- Work to complete
Copy every line that contains the string "this" from the entries below.

— BEGIN Recorded data —

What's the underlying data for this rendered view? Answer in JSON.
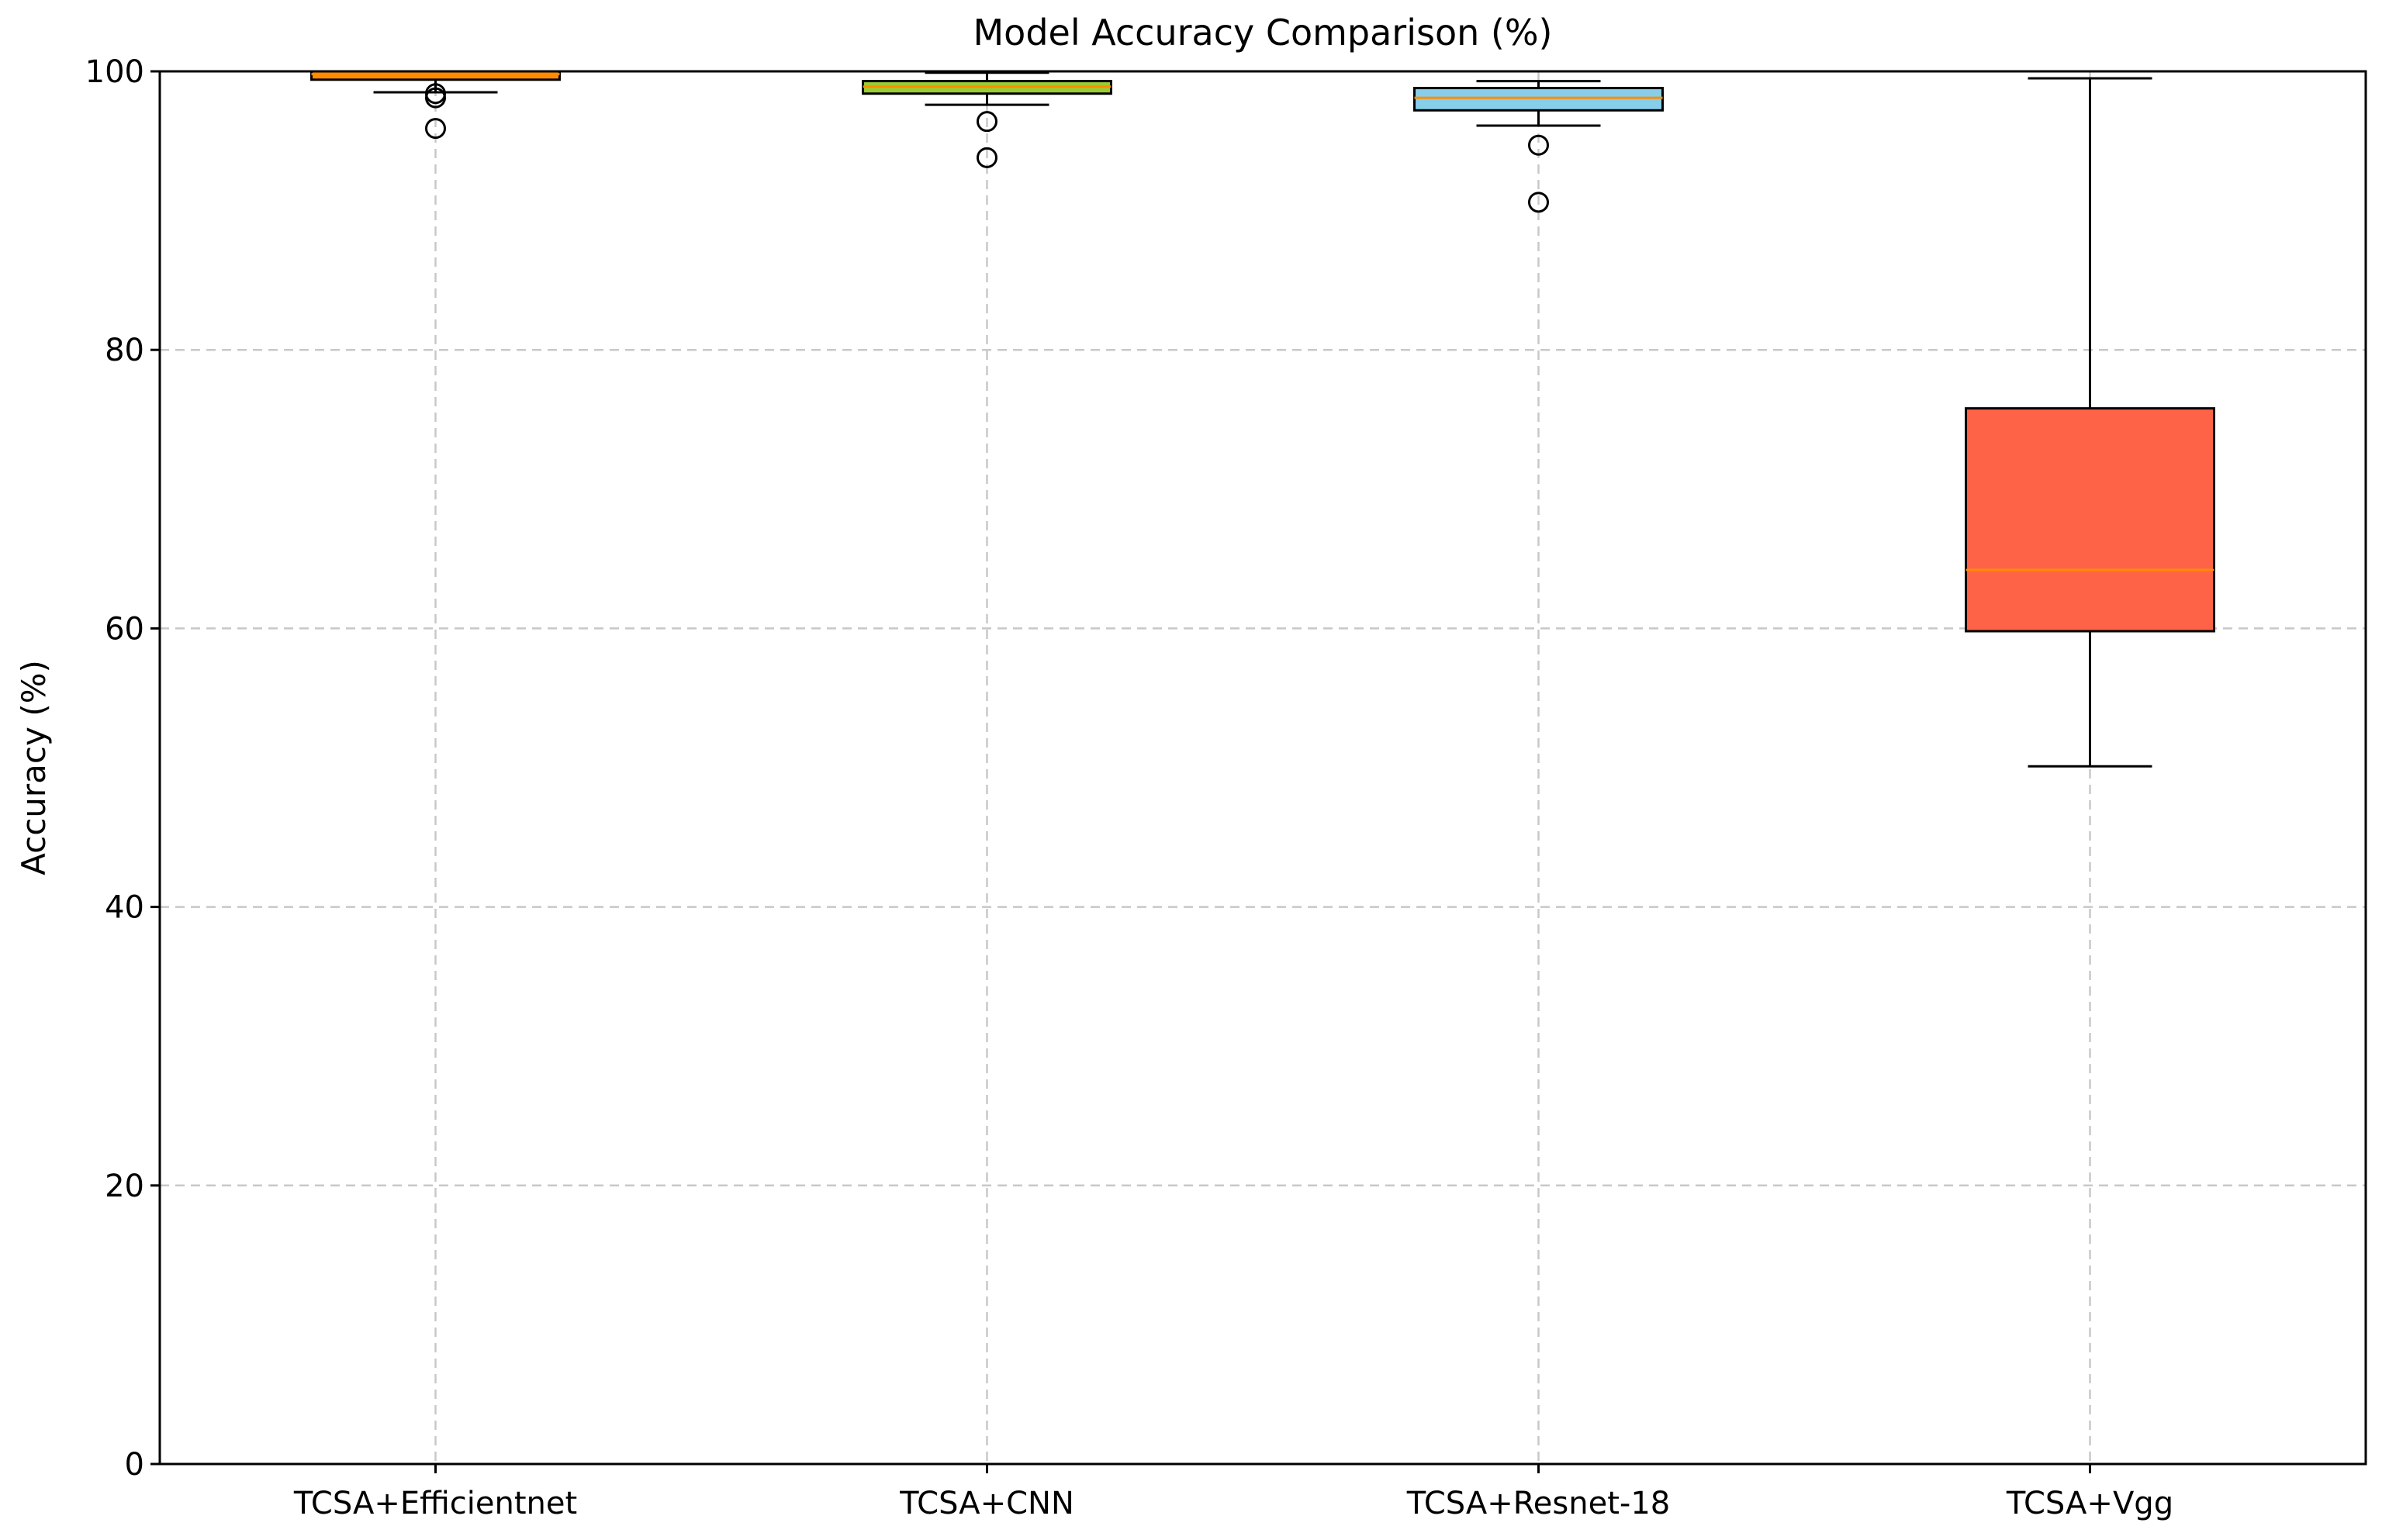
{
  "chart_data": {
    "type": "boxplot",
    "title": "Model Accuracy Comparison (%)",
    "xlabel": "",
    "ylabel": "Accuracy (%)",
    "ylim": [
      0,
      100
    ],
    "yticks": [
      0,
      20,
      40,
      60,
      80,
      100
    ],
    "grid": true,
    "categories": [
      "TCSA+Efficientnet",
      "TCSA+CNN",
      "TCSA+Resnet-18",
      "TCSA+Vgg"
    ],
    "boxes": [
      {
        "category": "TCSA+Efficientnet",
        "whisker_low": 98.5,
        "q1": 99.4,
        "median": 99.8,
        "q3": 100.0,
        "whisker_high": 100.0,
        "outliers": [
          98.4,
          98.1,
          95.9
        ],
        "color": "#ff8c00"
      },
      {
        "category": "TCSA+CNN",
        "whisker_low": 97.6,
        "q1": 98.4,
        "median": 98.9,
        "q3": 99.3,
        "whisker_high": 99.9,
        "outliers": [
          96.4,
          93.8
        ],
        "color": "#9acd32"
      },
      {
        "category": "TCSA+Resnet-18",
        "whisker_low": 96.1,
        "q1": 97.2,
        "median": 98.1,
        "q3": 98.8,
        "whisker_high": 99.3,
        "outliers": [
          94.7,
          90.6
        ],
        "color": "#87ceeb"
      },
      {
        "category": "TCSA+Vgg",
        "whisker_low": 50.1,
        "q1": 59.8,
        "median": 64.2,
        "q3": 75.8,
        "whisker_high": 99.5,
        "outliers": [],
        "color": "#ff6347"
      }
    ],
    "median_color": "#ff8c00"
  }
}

— END Recorded data —
— BEGIN Recorded data —

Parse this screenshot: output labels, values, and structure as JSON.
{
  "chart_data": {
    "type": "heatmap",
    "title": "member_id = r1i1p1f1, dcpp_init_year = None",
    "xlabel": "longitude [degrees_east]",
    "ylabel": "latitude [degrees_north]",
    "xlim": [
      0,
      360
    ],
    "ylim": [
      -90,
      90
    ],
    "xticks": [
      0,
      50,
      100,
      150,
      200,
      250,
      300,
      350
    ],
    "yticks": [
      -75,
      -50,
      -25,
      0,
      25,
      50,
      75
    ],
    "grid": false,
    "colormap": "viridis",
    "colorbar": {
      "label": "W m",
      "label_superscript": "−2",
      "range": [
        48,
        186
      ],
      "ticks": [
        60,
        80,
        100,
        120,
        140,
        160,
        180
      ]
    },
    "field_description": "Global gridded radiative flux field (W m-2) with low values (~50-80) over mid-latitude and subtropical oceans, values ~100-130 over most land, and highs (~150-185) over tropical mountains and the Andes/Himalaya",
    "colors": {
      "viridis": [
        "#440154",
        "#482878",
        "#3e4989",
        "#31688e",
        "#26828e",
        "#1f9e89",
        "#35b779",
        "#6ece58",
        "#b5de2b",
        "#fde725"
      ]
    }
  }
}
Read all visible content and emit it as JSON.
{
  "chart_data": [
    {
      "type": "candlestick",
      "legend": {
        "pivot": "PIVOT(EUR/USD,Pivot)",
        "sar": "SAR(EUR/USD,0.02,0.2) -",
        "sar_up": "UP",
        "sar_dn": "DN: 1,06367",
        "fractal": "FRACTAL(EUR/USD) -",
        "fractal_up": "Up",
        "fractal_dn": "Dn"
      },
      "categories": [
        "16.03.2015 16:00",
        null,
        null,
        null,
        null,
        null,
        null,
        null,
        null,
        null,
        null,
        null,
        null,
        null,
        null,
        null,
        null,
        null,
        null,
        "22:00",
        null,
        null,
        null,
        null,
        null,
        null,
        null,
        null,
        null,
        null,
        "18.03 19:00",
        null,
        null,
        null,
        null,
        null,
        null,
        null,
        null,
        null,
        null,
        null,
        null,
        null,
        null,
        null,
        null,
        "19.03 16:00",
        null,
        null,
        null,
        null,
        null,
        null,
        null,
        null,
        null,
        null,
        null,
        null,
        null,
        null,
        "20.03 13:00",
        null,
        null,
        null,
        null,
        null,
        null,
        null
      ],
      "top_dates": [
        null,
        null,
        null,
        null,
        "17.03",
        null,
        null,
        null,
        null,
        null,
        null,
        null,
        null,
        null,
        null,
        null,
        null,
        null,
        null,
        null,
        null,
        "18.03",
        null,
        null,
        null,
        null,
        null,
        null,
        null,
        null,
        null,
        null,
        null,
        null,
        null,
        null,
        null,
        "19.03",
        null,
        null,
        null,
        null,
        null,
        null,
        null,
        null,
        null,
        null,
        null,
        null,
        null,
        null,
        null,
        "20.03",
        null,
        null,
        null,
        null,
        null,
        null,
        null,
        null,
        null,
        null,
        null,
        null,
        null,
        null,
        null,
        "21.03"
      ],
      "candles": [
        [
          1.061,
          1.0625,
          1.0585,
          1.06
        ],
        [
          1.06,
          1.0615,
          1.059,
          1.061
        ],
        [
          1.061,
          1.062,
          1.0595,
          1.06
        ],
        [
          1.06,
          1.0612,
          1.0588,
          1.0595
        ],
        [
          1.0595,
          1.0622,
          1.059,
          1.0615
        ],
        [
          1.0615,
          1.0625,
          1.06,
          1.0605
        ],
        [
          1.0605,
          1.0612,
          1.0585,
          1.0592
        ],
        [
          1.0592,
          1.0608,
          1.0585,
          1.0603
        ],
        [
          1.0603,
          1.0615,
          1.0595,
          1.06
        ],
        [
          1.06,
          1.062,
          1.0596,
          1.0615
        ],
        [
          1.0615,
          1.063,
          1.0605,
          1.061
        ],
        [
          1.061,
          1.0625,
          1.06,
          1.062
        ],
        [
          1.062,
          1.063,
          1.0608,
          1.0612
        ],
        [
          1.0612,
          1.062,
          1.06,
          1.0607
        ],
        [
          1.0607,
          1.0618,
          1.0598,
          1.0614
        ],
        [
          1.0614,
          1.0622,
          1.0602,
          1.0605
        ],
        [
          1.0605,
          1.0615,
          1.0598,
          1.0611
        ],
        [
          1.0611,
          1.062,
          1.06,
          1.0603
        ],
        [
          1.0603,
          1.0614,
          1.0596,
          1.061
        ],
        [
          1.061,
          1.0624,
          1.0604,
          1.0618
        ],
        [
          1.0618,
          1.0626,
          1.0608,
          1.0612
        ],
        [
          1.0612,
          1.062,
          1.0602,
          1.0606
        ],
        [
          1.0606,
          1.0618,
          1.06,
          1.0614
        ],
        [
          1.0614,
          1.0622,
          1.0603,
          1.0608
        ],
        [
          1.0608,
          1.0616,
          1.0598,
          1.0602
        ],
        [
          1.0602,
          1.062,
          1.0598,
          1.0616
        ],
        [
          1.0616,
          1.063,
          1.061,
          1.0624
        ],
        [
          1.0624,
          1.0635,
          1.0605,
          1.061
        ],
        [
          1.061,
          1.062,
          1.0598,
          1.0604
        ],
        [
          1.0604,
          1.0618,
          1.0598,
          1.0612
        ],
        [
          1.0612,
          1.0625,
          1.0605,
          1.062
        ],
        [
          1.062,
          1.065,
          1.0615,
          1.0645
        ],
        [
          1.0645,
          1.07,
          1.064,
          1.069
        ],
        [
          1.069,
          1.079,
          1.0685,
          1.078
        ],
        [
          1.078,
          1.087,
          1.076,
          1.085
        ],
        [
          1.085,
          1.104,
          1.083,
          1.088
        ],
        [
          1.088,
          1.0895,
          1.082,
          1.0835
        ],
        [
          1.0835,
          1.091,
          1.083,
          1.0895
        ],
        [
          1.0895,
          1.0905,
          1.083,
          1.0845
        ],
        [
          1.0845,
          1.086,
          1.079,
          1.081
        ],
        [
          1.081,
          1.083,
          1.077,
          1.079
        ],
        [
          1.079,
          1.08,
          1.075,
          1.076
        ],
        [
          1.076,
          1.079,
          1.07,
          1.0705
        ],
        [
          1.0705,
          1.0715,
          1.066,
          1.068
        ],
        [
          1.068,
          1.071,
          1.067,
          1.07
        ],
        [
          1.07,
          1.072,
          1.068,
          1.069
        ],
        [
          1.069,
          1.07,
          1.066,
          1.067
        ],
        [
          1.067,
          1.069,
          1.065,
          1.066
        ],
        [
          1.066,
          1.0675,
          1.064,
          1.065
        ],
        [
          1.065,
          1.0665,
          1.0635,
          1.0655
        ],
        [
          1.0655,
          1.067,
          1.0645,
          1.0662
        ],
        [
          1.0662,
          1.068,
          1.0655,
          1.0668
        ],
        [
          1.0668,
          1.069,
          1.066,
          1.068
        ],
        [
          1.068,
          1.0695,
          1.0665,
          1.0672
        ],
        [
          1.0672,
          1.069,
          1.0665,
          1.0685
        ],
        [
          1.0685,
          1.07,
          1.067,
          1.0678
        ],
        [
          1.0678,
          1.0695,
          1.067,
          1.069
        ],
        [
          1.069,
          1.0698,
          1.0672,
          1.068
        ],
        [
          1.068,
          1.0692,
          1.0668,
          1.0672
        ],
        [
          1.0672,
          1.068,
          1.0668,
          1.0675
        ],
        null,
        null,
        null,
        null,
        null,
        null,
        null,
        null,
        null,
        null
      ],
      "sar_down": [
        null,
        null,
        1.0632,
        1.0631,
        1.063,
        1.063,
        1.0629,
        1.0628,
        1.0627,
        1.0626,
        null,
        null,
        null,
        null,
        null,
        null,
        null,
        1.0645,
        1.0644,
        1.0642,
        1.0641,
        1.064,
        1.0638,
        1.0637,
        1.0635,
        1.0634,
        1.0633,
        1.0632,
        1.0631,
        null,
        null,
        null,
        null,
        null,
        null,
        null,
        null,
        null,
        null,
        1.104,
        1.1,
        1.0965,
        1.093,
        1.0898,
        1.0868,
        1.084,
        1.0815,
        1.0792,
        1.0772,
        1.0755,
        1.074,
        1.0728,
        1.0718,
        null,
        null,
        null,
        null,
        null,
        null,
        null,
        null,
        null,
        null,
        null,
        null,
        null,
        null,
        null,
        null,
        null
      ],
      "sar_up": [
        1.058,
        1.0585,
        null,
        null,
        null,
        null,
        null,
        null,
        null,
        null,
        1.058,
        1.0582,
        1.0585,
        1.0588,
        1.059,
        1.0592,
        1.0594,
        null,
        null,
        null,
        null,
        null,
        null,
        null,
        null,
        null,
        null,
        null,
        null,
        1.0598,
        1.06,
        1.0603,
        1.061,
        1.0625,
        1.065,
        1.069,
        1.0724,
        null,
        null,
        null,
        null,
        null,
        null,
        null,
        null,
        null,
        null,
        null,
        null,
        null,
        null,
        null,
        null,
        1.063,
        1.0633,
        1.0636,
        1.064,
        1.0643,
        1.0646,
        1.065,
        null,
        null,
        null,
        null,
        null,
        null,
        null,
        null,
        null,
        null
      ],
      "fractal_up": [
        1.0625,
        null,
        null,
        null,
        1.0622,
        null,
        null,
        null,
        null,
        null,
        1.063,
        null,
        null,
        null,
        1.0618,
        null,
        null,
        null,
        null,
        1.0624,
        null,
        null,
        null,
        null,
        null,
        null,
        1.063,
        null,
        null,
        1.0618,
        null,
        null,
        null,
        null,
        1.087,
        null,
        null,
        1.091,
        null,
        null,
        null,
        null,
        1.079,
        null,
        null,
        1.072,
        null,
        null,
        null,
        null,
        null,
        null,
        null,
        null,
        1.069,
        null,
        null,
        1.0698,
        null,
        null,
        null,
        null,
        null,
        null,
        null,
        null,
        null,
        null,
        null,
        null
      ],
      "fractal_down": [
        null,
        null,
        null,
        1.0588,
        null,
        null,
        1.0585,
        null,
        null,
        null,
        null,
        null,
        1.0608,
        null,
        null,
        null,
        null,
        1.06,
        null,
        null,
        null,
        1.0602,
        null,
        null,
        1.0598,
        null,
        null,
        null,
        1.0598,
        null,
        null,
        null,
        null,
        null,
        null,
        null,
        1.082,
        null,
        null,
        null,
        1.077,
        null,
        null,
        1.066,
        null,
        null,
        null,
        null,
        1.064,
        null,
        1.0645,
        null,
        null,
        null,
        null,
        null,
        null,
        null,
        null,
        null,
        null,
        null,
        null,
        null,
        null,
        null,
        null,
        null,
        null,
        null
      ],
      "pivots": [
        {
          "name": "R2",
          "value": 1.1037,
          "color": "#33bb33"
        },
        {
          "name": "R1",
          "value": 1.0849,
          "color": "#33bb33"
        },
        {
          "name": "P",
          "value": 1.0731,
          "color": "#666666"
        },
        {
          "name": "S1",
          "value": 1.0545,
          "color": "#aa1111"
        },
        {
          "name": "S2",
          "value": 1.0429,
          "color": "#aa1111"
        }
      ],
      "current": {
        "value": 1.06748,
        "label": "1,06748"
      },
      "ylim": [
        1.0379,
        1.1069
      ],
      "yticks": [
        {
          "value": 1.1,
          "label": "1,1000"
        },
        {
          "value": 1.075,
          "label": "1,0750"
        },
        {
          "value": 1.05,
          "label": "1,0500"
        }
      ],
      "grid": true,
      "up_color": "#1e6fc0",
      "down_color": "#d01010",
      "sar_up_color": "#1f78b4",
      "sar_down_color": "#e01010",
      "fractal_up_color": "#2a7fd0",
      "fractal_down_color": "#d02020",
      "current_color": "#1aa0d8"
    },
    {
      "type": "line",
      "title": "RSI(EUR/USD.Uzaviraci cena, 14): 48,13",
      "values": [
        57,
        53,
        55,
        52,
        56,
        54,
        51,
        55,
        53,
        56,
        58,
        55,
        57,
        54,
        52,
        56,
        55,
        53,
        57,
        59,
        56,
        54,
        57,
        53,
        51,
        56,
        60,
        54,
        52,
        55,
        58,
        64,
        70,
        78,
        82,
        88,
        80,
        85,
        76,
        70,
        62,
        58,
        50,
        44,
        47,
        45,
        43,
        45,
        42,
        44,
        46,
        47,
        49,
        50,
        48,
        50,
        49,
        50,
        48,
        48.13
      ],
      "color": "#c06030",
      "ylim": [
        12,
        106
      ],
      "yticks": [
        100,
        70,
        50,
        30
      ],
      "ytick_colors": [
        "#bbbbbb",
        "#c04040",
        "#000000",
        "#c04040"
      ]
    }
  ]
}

— END Recorded data —

- Exercise response
What's the underlying data for this rendered view? Answer in JSON.
Parse this screenshot: output labels, values, and structure as JSON.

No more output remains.